▶ [Bloc de texte]

========================

Classique

Anna Netrebko passionnément

Anna Netrebko passionnément

08 septembre 2019 | PAR Nicolas Chaplain

A Berlin, Anna Netrebko était deux soirs à la Deutsche Oper où elle a chanté Adriana Lecouvreur en version de concert comme cet été à Salzbourg. La soprano incarnera le rôle dans une version scénique à l’opéra Bastille en mai prochain.

Anna Netrebko était bien là, à Berlin, sur la scène de la Deutsche Oper et elle a chanté Adriana Lecouvreur dans l’opéra éponyme de Francesco Cilea, accompagnée par son mari, le ténor Yusiv Eyvasov (fougueux Maurizio), la mezzo-soprano Olesya Petrova (tranchante princesse de Bouillon) et Alessandro Corbelli (tendre Michonnet) entre autres admirables solistes. Sous la direction de Michelangelo Mazza l’orchestre et le chœur de la Deutsche Oper déployaient des couleurs élégiaques et exhibaient la brillance et la vigueur qui conviennent à la partition.

La forme du concert avait malheureusement quelque chose de superficiel et d’assez déplaisant. Était-ce dû au défilé de tenues chics, aux incessants et superflus déplacements, entrées, sorties des solistes, aux moments « joués » artificiels ? Netrebko ne cessait de rouler des yeux, de sourire outrageusement. Son attitude mondaine, ses gestes ampoulés étaient en contradiction totale avec la figure d’Adrienne Lecouvreur, actrice de la Comédie-Française, souveraine des tragédiennes selon Voltaire, célébrée pour son humilité dans l’exercice de son art, pour la simplicité et le naturel de son jeu.

Pourtant Anna Netrebko n’a pas besoin de tenues froufroutantes et ostentatoires, ni de surjouer les manières de diva pour séduire. La cantatrice ensorcèle l’auditoire dès son premier air « Io son l’umile ancella », avec son chant voluptueux, des sons amples et puissants, des nuances dingues – ces piani, dont elle a le secret -, des aigus insolents et bravaches, des couleurs sombres, enveloppantes, un pouvoir émotionnel infini.

Quand le drame se fait plus présent au deuxième acte, elle explose de jalousie et brûle de fureur avec délice. Le troisième acte est tendu, extrême, intense. Dommage que le monologue de Phèdre ne soit pas plus contenu, plus intérieur, plus ressenti. Dans le quatrième et dernier acte, Netrebko, sublime et simplement renversante, fait entendre la violence de la passion qui se mêle à la douleur. Son « Poveri fiori » est d’une sensibilité et d’une retenue inouïes. Elle vit chaque note, respire chaque syllabe, accède à cette vérité nue que semblait chercher Adrienne Lecouvreur. Elle lâche fatalement « Tout est fini » et donne la chair de poule. Elle murmure encore « Voici la lumière qui me soulève ; je vole » et chacun peut sentir une vibration indéfinissable. En entendant Netrebko dans cette ultime scène, on pense comme Michonnet lorsque des coulisses il contemple la Lecouvreur jouer Racine : « je ris, je pleure, je rêve ».

========================

(Entrées de données enregistrées)
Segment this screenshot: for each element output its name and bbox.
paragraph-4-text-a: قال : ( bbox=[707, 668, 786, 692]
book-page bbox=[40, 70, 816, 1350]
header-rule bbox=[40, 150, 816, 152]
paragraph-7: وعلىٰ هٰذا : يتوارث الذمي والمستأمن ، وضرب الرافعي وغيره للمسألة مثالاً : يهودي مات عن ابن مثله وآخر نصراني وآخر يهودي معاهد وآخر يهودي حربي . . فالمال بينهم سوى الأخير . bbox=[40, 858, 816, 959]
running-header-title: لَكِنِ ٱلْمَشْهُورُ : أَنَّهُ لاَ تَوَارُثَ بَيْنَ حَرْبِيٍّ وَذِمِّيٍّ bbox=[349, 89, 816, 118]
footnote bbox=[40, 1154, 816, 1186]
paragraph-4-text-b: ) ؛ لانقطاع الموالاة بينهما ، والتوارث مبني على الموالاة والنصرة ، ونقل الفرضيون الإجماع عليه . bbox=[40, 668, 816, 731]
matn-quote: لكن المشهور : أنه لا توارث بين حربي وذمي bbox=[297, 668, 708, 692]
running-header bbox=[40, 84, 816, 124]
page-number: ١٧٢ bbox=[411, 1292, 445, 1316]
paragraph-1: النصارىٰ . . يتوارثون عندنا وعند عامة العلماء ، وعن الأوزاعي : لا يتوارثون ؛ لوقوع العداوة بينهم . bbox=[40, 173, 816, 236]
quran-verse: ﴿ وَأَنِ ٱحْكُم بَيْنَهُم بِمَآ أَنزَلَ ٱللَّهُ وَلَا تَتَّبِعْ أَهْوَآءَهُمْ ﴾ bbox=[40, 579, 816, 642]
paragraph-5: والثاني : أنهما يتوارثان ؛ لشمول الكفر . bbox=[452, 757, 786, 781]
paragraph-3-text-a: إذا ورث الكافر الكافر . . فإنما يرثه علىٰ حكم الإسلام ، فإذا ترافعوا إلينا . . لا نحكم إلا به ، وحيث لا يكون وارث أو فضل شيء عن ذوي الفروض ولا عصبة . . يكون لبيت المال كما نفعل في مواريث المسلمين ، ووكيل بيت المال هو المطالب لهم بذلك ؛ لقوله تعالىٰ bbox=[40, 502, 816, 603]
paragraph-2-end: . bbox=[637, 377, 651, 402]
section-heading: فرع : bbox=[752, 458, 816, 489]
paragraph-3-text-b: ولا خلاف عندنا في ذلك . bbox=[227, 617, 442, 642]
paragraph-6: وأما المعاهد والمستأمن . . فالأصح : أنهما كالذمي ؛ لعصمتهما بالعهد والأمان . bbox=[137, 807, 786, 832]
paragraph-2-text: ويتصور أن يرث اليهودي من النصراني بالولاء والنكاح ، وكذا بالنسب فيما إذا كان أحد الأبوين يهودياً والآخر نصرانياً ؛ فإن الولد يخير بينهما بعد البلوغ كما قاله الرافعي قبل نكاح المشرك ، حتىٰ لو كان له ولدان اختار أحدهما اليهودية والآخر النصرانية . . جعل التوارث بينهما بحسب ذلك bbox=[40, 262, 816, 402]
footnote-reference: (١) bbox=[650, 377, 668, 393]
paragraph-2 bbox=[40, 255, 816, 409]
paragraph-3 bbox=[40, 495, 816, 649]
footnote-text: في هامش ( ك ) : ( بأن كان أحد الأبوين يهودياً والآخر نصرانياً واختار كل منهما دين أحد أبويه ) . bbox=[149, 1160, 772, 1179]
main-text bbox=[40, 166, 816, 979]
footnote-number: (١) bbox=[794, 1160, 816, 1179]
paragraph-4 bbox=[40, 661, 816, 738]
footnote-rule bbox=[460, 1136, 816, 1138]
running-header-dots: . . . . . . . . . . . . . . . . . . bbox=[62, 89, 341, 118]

========================

▶ [Exercice 1] Recopiez sans rien changer tout le passage de la critique sur Anna Netrebko qui va de « La forme du » jusqu’à « de son jeu. ».
▶ [Exercice 2] Dressez la liste complète des chanteurs et chanteuses que nomme la critique sur Anna Netrebko.
▶ [Exercice 3] Traduisez en anglais cette phrase de la critique sur Anna Netrebko : « Son « Poveri fiori » est d’une sensibilité et d’une retenue inouïes. »

▶ [Corrigé 1]
La forme du concert avait malheureusement quelque chose de superficiel et d’assez déplaisant. Était-ce dû au défilé de tenues chics, aux incessants et superflus déplacements, entrées, sorties des solistes, aux moments « joués » artificiels ? Netrebko ne cessait de rouler des yeux, de sourire outrageusement. Son attitude mondaine, ses gestes ampoulés étaient en contradiction totale avec la figure d’Adrienne Lecouvreur, actrice de la Comédie-Française, souveraine des tragédiennes selon Voltaire, célébrée pour son humilité dans l’exercice de son art, pour la simplicité et le naturel de son jeu.

▶ [Corrigé 2] Anna Netrebko, Yusiv Eyvasov, Olesya Petrova, Alessandro Corbelli

▶ [Corrigé 3] Her "Poveri fiori" shows extraordinary sensitivity and restraint.